Dataset records
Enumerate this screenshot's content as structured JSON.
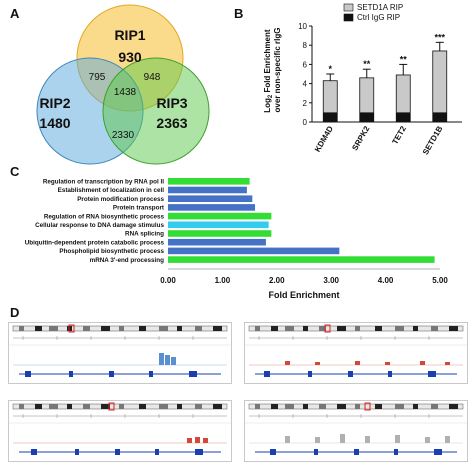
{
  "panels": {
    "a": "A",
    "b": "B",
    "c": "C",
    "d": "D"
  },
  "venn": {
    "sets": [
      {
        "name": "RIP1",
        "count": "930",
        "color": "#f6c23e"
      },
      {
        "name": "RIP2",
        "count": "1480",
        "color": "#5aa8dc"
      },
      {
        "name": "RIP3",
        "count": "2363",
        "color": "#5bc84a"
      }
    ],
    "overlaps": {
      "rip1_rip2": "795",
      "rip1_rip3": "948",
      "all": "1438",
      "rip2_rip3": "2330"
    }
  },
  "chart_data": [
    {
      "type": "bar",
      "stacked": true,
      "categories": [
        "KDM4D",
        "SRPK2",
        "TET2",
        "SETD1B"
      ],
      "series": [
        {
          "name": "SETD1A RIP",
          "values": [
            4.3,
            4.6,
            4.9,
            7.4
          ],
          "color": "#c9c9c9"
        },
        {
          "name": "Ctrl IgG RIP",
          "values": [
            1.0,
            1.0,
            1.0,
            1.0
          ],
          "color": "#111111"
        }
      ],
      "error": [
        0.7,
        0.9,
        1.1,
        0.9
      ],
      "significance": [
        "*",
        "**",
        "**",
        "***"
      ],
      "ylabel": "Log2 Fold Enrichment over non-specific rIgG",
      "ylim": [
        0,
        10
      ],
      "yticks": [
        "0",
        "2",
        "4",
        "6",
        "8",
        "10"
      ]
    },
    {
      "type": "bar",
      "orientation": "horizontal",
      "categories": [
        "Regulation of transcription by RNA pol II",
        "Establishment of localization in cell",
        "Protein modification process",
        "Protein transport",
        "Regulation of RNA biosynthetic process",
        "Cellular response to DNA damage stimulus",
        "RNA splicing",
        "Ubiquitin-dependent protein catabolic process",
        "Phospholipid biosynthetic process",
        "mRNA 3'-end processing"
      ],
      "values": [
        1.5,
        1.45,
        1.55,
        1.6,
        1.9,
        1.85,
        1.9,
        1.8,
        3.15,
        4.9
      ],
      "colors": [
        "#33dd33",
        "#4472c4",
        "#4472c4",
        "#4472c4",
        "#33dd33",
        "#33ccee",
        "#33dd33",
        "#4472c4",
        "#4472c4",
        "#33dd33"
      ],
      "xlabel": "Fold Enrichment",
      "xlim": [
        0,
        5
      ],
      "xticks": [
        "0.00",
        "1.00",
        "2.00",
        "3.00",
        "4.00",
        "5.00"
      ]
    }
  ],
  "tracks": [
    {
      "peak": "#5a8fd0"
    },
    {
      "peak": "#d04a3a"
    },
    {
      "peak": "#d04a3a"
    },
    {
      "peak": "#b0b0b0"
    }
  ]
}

--

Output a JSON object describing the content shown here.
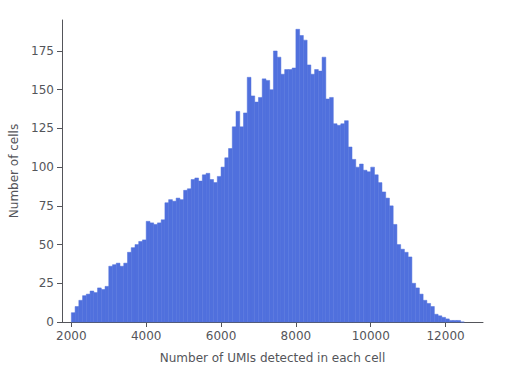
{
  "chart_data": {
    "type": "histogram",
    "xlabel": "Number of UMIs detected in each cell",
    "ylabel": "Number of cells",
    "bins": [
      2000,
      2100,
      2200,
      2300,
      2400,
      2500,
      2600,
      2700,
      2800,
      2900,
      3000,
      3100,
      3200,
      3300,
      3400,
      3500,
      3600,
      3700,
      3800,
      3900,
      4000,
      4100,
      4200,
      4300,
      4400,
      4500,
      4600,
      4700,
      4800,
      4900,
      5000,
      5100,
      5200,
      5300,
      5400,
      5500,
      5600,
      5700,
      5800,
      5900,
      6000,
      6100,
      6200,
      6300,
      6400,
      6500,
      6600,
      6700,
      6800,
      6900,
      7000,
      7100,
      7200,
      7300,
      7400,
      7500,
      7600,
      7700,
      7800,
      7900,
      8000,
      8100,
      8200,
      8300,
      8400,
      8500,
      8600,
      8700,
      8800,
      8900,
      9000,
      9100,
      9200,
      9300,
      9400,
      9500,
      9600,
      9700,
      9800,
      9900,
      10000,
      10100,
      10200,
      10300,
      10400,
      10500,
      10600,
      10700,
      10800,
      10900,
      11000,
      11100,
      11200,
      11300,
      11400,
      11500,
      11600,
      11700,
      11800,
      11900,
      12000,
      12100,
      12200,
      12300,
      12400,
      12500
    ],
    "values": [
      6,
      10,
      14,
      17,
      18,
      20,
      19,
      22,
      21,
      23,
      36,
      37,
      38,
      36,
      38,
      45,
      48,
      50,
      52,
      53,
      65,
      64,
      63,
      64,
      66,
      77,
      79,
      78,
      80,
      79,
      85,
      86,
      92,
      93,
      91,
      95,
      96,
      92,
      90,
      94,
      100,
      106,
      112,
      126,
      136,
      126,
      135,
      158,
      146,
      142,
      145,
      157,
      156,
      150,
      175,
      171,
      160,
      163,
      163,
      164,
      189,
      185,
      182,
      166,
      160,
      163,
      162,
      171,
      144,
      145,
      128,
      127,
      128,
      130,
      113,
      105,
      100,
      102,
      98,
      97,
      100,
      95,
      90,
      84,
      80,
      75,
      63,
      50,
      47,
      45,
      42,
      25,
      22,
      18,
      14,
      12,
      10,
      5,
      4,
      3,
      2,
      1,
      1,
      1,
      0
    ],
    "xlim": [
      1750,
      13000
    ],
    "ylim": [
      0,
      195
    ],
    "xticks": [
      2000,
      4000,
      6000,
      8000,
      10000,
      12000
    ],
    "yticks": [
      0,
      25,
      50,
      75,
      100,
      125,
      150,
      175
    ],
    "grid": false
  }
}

* * *

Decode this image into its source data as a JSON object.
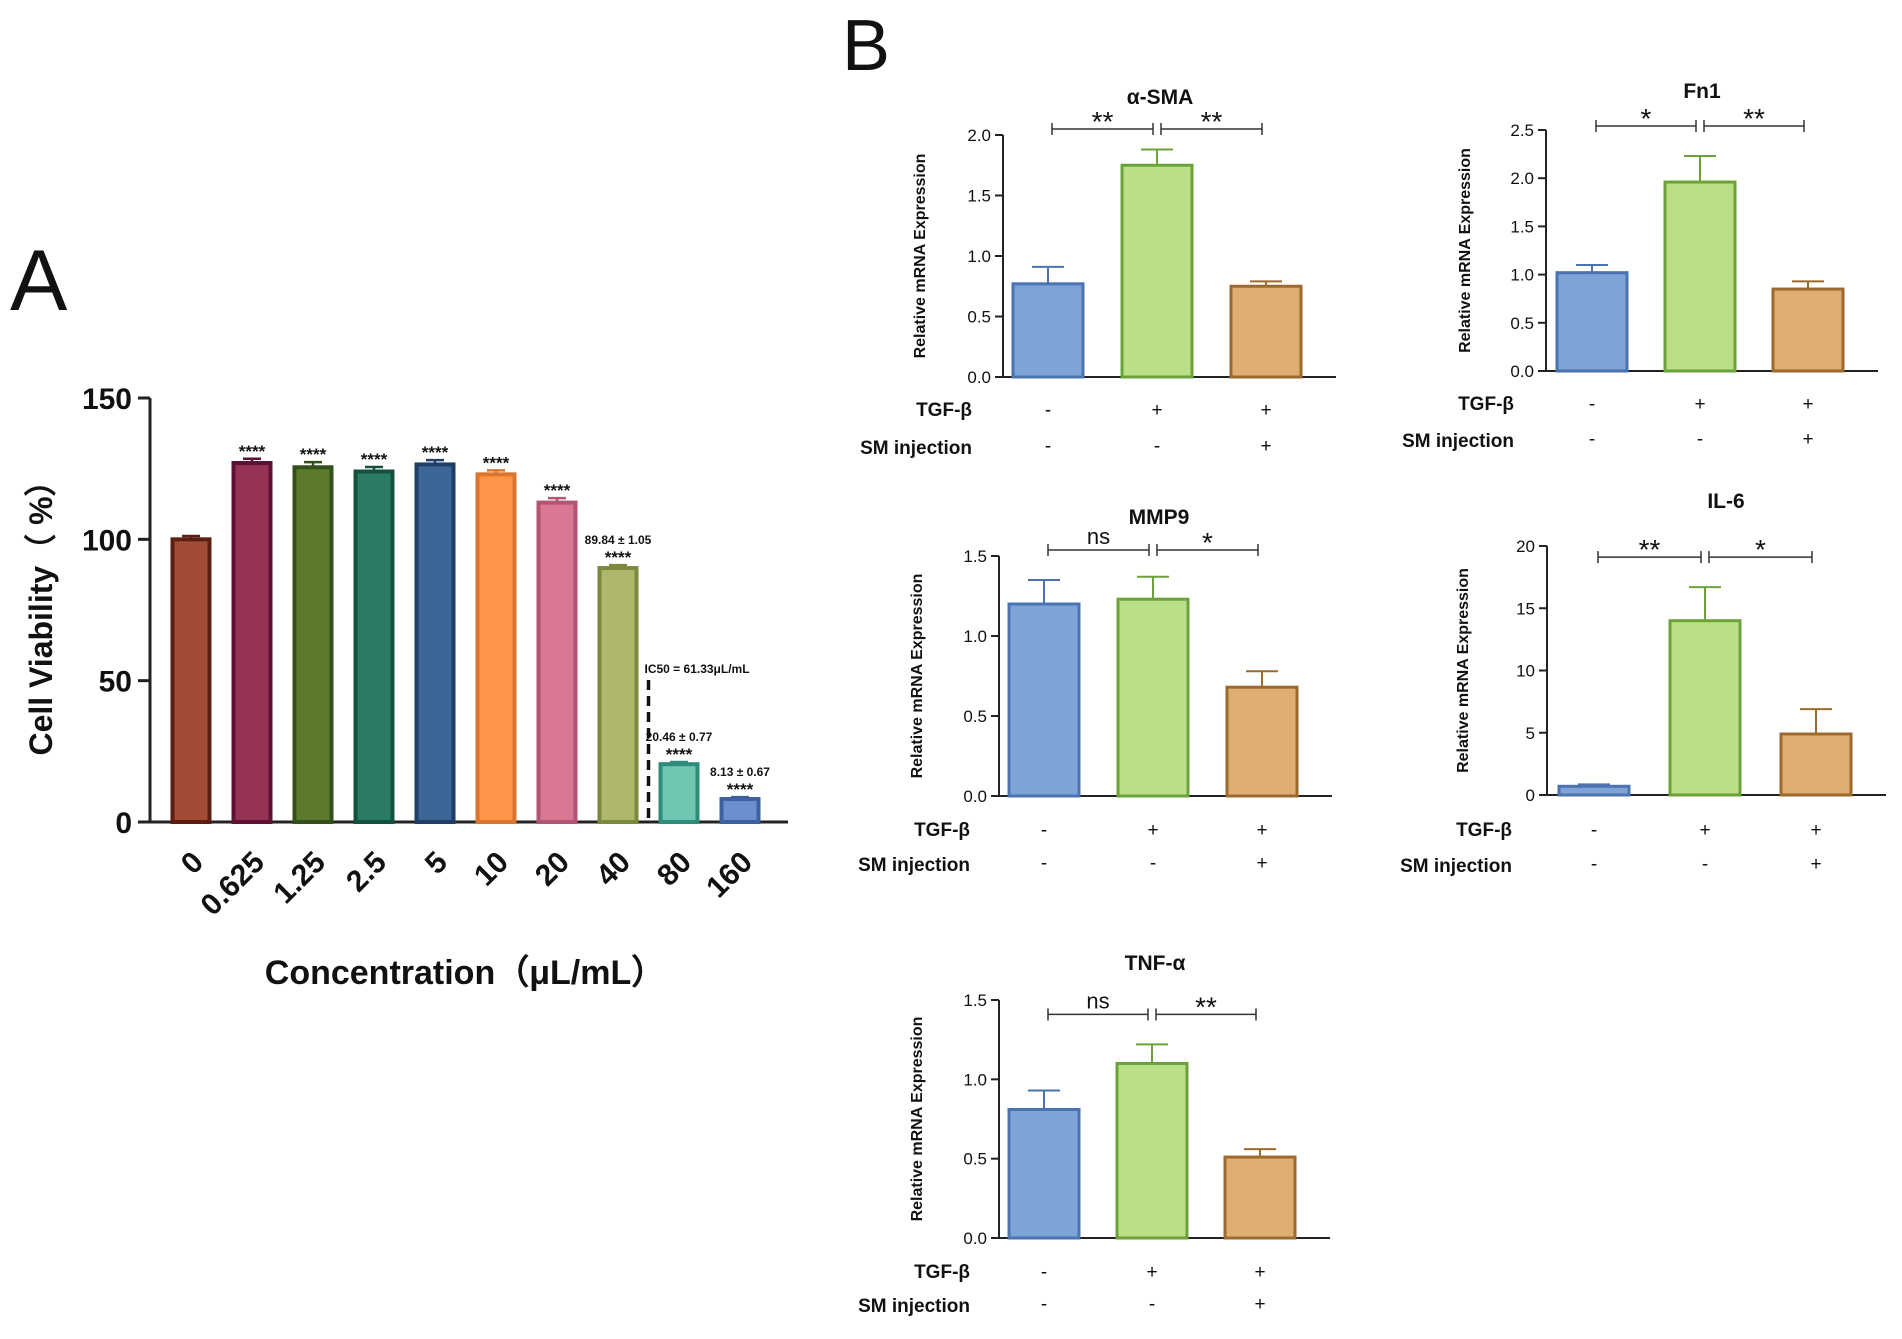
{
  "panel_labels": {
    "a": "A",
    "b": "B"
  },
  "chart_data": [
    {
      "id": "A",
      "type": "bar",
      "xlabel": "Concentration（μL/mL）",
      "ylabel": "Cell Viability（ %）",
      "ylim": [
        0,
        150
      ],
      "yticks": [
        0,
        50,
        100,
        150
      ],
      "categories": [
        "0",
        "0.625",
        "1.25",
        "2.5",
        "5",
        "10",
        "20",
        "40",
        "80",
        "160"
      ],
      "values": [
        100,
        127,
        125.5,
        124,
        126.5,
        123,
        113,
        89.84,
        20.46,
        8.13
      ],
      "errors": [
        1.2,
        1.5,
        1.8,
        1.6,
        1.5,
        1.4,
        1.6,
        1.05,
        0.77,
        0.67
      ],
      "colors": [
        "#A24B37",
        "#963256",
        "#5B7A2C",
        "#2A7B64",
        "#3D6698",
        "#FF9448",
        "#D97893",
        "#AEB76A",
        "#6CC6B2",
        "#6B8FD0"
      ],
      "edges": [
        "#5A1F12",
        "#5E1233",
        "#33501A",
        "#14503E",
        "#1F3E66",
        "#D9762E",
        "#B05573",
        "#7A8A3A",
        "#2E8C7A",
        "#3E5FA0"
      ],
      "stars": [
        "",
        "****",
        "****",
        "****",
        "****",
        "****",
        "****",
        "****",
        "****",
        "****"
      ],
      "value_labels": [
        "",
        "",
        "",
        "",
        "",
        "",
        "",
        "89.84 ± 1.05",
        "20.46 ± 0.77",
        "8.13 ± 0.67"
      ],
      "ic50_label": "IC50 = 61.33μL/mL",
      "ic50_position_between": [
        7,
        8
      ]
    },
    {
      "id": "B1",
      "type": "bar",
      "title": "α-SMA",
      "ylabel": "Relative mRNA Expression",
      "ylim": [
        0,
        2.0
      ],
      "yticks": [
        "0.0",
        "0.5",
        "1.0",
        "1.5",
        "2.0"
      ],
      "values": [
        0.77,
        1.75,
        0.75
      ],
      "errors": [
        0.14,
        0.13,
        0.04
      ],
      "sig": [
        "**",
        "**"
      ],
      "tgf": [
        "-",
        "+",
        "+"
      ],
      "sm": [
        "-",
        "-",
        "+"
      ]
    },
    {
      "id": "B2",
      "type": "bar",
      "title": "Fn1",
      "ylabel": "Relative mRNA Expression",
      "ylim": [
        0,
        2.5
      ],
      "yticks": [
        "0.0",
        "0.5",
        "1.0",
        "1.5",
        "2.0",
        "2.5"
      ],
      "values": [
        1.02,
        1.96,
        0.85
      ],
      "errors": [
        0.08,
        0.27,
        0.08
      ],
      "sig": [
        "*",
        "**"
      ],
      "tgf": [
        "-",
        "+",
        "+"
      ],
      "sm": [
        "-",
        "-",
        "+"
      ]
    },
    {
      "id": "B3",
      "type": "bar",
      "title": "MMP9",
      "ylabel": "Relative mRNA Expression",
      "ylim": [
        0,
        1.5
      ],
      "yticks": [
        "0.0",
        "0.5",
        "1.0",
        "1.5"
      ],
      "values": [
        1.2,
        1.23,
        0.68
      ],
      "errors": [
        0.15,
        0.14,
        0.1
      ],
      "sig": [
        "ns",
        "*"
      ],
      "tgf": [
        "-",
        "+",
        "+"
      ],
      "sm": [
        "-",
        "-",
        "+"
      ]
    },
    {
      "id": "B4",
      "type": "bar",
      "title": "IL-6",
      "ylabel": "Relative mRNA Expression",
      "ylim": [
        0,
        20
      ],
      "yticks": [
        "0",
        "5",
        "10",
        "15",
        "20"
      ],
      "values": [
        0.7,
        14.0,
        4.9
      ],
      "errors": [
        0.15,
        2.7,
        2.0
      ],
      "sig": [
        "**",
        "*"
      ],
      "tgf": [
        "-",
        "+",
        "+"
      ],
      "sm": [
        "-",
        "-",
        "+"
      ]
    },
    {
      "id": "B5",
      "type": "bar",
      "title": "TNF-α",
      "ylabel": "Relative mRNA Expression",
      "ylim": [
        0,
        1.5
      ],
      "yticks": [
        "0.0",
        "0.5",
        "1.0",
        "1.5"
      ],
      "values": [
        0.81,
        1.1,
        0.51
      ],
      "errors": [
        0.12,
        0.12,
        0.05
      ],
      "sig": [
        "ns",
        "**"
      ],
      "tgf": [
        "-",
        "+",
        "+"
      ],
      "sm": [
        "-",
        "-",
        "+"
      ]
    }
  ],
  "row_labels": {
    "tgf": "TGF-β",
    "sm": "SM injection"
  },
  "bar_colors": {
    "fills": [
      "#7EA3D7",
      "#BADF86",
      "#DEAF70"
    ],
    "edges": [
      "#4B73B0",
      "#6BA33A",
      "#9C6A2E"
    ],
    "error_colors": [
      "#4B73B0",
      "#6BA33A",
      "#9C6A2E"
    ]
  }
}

• _DIRECTIONS FOR THIS TASK_: Among the entries above, count every line containing the string "biosynthetic". Your reply must be that number alone.

• _TASK ANSWER_: 2